• Short task:
Count how many lines hold the string "silencing". Answer with that number and nothing more.

==== Material for the task

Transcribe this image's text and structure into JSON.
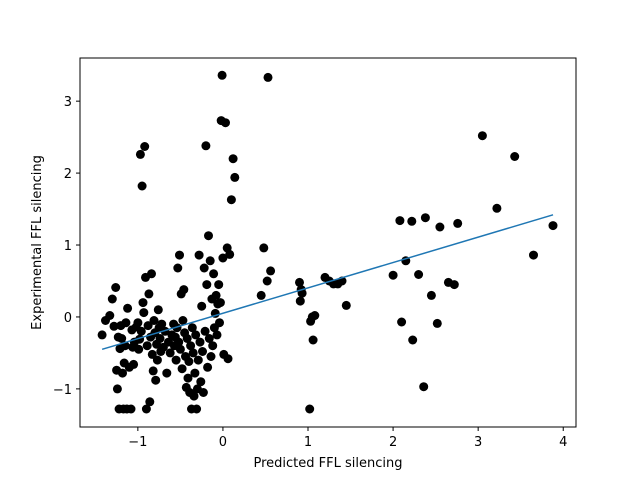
{
  "chart_data": {
    "type": "scatter",
    "title": "",
    "xlabel": "Predicted FFL silencing",
    "ylabel": "Experimental FFL silencing",
    "xlim": [
      -1.68,
      4.15
    ],
    "ylim": [
      -1.53,
      3.6
    ],
    "xticks": [
      -1,
      0,
      1,
      2,
      3,
      4
    ],
    "yticks": [
      -1,
      0,
      1,
      2,
      3
    ],
    "grid": false,
    "legend": "none",
    "marker_color": "#000000",
    "fit_line_color": "#1f77b4",
    "fit_line": {
      "x": [
        -1.42,
        3.88
      ],
      "y": [
        -0.45,
        1.42
      ]
    },
    "series": [
      {
        "points": [
          [
            -1.42,
            -0.25
          ],
          [
            -1.38,
            -0.05
          ],
          [
            -1.33,
            0.02
          ],
          [
            -1.3,
            0.25
          ],
          [
            -1.28,
            -0.13
          ],
          [
            -1.26,
            0.41
          ],
          [
            -1.25,
            -0.74
          ],
          [
            -1.24,
            -1.0
          ],
          [
            -1.23,
            -0.28
          ],
          [
            -1.22,
            -1.28
          ],
          [
            -1.21,
            -0.44
          ],
          [
            -1.2,
            -0.12
          ],
          [
            -1.19,
            -0.3
          ],
          [
            -1.18,
            -0.78
          ],
          [
            -1.17,
            -1.28
          ],
          [
            -1.16,
            -0.64
          ],
          [
            -1.15,
            -0.4
          ],
          [
            -1.14,
            -0.08
          ],
          [
            -1.13,
            -1.28
          ],
          [
            -1.12,
            0.12
          ],
          [
            -1.1,
            -0.7
          ],
          [
            -1.08,
            -1.28
          ],
          [
            -1.07,
            -0.18
          ],
          [
            -1.06,
            -0.42
          ],
          [
            -1.05,
            -0.66
          ],
          [
            -1.04,
            -0.35
          ],
          [
            -1.02,
            -0.14
          ],
          [
            -1.0,
            -0.08
          ],
          [
            -0.99,
            -0.45
          ],
          [
            -0.98,
            -0.31
          ],
          [
            -0.97,
            2.26
          ],
          [
            -0.96,
            -0.2
          ],
          [
            -0.95,
            1.82
          ],
          [
            -0.94,
            0.2
          ],
          [
            -0.93,
            0.06
          ],
          [
            -0.92,
            2.37
          ],
          [
            -0.91,
            0.55
          ],
          [
            -0.9,
            -1.28
          ],
          [
            -0.89,
            -0.4
          ],
          [
            -0.88,
            -0.12
          ],
          [
            -0.87,
            0.32
          ],
          [
            -0.86,
            -1.18
          ],
          [
            -0.85,
            -0.28
          ],
          [
            -0.84,
            0.6
          ],
          [
            -0.83,
            -0.52
          ],
          [
            -0.82,
            -0.75
          ],
          [
            -0.81,
            -0.05
          ],
          [
            -0.8,
            -0.22
          ],
          [
            -0.79,
            -0.88
          ],
          [
            -0.78,
            -0.38
          ],
          [
            -0.77,
            -0.6
          ],
          [
            -0.76,
            0.1
          ],
          [
            -0.75,
            -0.15
          ],
          [
            -0.74,
            -0.3
          ],
          [
            -0.73,
            -0.48
          ],
          [
            -0.72,
            -0.1
          ],
          [
            -0.7,
            -0.42
          ],
          [
            -0.68,
            -0.2
          ],
          [
            -0.66,
            -0.78
          ],
          [
            -0.64,
            -0.35
          ],
          [
            -0.62,
            -0.5
          ],
          [
            -0.6,
            -0.25
          ],
          [
            -0.58,
            -0.1
          ],
          [
            -0.57,
            -0.4
          ],
          [
            -0.56,
            -0.28
          ],
          [
            -0.55,
            -0.6
          ],
          [
            -0.54,
            -0.15
          ],
          [
            -0.53,
            0.68
          ],
          [
            -0.52,
            -0.35
          ],
          [
            -0.51,
            0.86
          ],
          [
            -0.5,
            -0.45
          ],
          [
            -0.49,
            0.32
          ],
          [
            -0.48,
            -0.72
          ],
          [
            -0.47,
            -0.05
          ],
          [
            -0.46,
            0.38
          ],
          [
            -0.45,
            -0.22
          ],
          [
            -0.44,
            -0.55
          ],
          [
            -0.43,
            -0.98
          ],
          [
            -0.42,
            -0.3
          ],
          [
            -0.41,
            -0.85
          ],
          [
            -0.4,
            -0.62
          ],
          [
            -0.39,
            -1.05
          ],
          [
            -0.38,
            -0.4
          ],
          [
            -0.37,
            -1.28
          ],
          [
            -0.36,
            -0.15
          ],
          [
            -0.35,
            -0.5
          ],
          [
            -0.34,
            -1.1
          ],
          [
            -0.33,
            -0.78
          ],
          [
            -0.32,
            -0.25
          ],
          [
            -0.31,
            -1.28
          ],
          [
            -0.3,
            -1.0
          ],
          [
            -0.29,
            -0.6
          ],
          [
            -0.28,
            0.86
          ],
          [
            -0.27,
            -0.35
          ],
          [
            -0.26,
            -0.9
          ],
          [
            -0.25,
            0.15
          ],
          [
            -0.24,
            -0.48
          ],
          [
            -0.23,
            -1.05
          ],
          [
            -0.22,
            0.68
          ],
          [
            -0.21,
            -0.2
          ],
          [
            -0.2,
            2.38
          ],
          [
            -0.19,
            0.45
          ],
          [
            -0.18,
            -0.7
          ],
          [
            -0.17,
            1.13
          ],
          [
            -0.16,
            -0.3
          ],
          [
            -0.15,
            0.78
          ],
          [
            -0.14,
            -0.55
          ],
          [
            -0.13,
            0.25
          ],
          [
            -0.12,
            -0.4
          ],
          [
            -0.11,
            0.6
          ],
          [
            -0.1,
            -0.15
          ],
          [
            -0.09,
            0.05
          ],
          [
            -0.08,
            0.3
          ],
          [
            -0.07,
            -0.25
          ],
          [
            -0.06,
            0.18
          ],
          [
            -0.05,
            0.45
          ],
          [
            -0.04,
            -0.08
          ],
          [
            -0.03,
            0.2
          ],
          [
            -0.02,
            2.73
          ],
          [
            -0.01,
            3.36
          ],
          [
            0.0,
            0.82
          ],
          [
            0.01,
            -0.52
          ],
          [
            0.03,
            2.7
          ],
          [
            0.05,
            0.96
          ],
          [
            0.06,
            -0.58
          ],
          [
            0.08,
            0.87
          ],
          [
            0.1,
            1.63
          ],
          [
            0.12,
            2.2
          ],
          [
            0.14,
            1.94
          ],
          [
            0.45,
            0.3
          ],
          [
            0.48,
            0.96
          ],
          [
            0.52,
            0.5
          ],
          [
            0.53,
            3.33
          ],
          [
            0.56,
            0.64
          ],
          [
            0.9,
            0.48
          ],
          [
            0.91,
            0.22
          ],
          [
            0.92,
            0.38
          ],
          [
            0.93,
            0.33
          ],
          [
            1.02,
            -1.28
          ],
          [
            1.03,
            -0.06
          ],
          [
            1.05,
            0.0
          ],
          [
            1.06,
            -0.32
          ],
          [
            1.08,
            0.02
          ],
          [
            1.2,
            0.55
          ],
          [
            1.25,
            0.5
          ],
          [
            1.3,
            0.46
          ],
          [
            1.35,
            0.46
          ],
          [
            1.4,
            0.5
          ],
          [
            1.45,
            0.16
          ],
          [
            2.0,
            0.58
          ],
          [
            2.08,
            1.34
          ],
          [
            2.1,
            -0.07
          ],
          [
            2.15,
            0.78
          ],
          [
            2.22,
            1.33
          ],
          [
            2.23,
            -0.32
          ],
          [
            2.3,
            0.59
          ],
          [
            2.36,
            -0.97
          ],
          [
            2.38,
            1.38
          ],
          [
            2.45,
            0.3
          ],
          [
            2.52,
            -0.09
          ],
          [
            2.55,
            1.25
          ],
          [
            2.65,
            0.48
          ],
          [
            2.72,
            0.45
          ],
          [
            2.76,
            1.3
          ],
          [
            3.05,
            2.52
          ],
          [
            3.22,
            1.51
          ],
          [
            3.43,
            2.23
          ],
          [
            3.65,
            0.86
          ],
          [
            3.88,
            1.27
          ]
        ]
      }
    ]
  }
}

========

• Written solution:
2